PASSAGE PROVIDED:
★ ★ ★ ★ ★ ★ ★
Back in May, Larry Drew II returned to California for the off season. After only a week, his father, Larry Drew, took Drew II to dinner at a nearby T.G.I. Friday’s. During the meal, the elder Drew left and went to the car. When he returned, he wasn’t empty-handed.
“He came back with a folder and dropped it on the table,” Drew II said. “It was like, Monday, Tuesday, Wednesday, Thursday, Friday, Saturday. It was like everything that I would do all day, he just had a schedule. He basically had it all planned before I even got there.”
Drew didn’t have a lengthy motivational speech planned out for his son, though. He simply said, “This is what you’re doing this summer. Get committed.”
And committed Drew II was.
After arriving in Chapel Hill in 2008 as a heralded high school recruit and a fairly prolific three-point shooter, Drew underwent a rocky freshman campaign. He scored only 1.4 points each contest. His field goal percentage was 35 percent, and his percentage from long range was much worse: a dismal 23 percent.
Drew II recognized this fact and entered the summer ready to change the perceptions about his jumper.
Under his dad’s workout plan, the now-sophomore woke up every day at 6 a.m. He’d shoot for two hours and then do some conditioning. After lunch, it was back to shooting.
“A lot of the stuff that we did actually was close-range,” Drew II said. “Working on my form, trying to get my touch right. All my mechanics were OK close to the basket.”
By the end of the day, Drew II would usually hoist close to 1,000 shots — a workout that hasn’t gone unnoticed by his teammates.
During the team’s media day, forward Tyler Zeller acknowledged how well Drew II has been shooting in pickup games.
“Last year, I didn’t feel like he had the greatest confidence level,” Zeller said. “(Now) he doesn’t question what he’s doing. He just goes and makes a move right away.”
North Carolina coach Roy Williams will certainly hope this is the case. After losing his two backcourt starters in Ty Lawson and Wayne Ellington to the NBA draft, the Tar Heels’ current crop of guards brings an aura of uncertainty.
★ ★ ★ ★ ★ ★ ★
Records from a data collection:

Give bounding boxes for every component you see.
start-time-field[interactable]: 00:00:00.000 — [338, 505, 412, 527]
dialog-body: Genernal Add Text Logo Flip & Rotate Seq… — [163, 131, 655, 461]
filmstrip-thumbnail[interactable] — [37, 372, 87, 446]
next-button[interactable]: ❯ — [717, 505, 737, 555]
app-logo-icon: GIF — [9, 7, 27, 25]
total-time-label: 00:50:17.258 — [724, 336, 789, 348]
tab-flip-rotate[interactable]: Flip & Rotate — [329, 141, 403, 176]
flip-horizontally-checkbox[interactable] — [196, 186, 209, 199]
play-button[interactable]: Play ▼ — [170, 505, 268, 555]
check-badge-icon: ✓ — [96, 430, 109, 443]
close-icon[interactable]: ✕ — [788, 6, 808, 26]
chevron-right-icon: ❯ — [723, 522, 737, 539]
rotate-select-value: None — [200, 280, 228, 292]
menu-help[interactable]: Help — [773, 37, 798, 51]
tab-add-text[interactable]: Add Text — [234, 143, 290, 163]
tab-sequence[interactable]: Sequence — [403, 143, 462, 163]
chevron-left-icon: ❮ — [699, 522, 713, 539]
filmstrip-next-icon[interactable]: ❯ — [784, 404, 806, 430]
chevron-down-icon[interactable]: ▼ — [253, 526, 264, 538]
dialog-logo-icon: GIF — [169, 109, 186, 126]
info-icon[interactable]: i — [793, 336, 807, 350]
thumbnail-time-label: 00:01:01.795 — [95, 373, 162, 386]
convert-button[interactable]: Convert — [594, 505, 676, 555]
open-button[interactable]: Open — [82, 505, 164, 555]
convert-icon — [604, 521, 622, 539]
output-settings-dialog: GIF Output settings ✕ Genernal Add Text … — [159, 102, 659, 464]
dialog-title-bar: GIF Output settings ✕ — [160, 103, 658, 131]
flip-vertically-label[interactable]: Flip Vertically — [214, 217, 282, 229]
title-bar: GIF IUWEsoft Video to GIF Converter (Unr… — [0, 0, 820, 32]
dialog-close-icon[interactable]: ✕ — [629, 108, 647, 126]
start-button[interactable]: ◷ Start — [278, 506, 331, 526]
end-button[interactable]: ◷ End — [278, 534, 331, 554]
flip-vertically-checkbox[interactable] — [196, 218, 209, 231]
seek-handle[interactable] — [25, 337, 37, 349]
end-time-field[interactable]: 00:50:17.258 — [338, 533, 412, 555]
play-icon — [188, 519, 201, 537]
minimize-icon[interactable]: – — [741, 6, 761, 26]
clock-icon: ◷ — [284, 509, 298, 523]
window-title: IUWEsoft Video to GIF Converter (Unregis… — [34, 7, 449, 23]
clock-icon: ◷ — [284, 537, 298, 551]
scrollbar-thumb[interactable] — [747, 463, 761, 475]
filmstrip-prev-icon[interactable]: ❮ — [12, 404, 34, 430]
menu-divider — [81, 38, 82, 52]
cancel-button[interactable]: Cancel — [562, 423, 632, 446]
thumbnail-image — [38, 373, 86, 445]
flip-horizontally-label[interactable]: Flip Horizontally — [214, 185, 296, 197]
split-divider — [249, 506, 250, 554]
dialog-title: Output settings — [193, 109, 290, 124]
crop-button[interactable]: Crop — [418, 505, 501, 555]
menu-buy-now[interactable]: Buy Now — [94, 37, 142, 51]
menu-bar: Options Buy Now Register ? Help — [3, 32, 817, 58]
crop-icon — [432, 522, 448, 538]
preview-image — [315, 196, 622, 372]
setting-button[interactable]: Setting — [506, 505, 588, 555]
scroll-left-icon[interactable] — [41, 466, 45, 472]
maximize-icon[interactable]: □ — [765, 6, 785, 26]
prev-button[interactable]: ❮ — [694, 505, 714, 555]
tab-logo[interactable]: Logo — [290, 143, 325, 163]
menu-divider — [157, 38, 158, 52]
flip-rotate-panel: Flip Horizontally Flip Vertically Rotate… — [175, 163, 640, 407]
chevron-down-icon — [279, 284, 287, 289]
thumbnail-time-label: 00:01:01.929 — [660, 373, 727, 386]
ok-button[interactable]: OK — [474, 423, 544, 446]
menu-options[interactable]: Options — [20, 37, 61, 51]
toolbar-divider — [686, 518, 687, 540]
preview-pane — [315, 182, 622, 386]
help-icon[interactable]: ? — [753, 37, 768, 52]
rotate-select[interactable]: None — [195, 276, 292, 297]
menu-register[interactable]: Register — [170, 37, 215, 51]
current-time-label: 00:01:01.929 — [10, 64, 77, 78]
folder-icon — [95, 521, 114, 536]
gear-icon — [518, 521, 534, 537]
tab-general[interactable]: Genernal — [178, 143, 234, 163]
★ ★ ★ ★ ★ ★ ★
DIRECTIONS:
[1] In the article about Larry Drew II, what time did he wake up every day under his father's workout plan?
[2] Return the section of the article about Larry Drew II starting at "North Carolina coach" and ending at "aura of uncertainty.".

ANSWERS FOR THE TASKS:
[1] 6 a.m.

[2]
North Carolina coach Roy Williams will certainly hope this is the case. After losing his two backcourt starters in Ty Lawson and Wayne Ellington to the NBA draft, the Tar Heels’ current crop of guards brings an aura of uncertainty.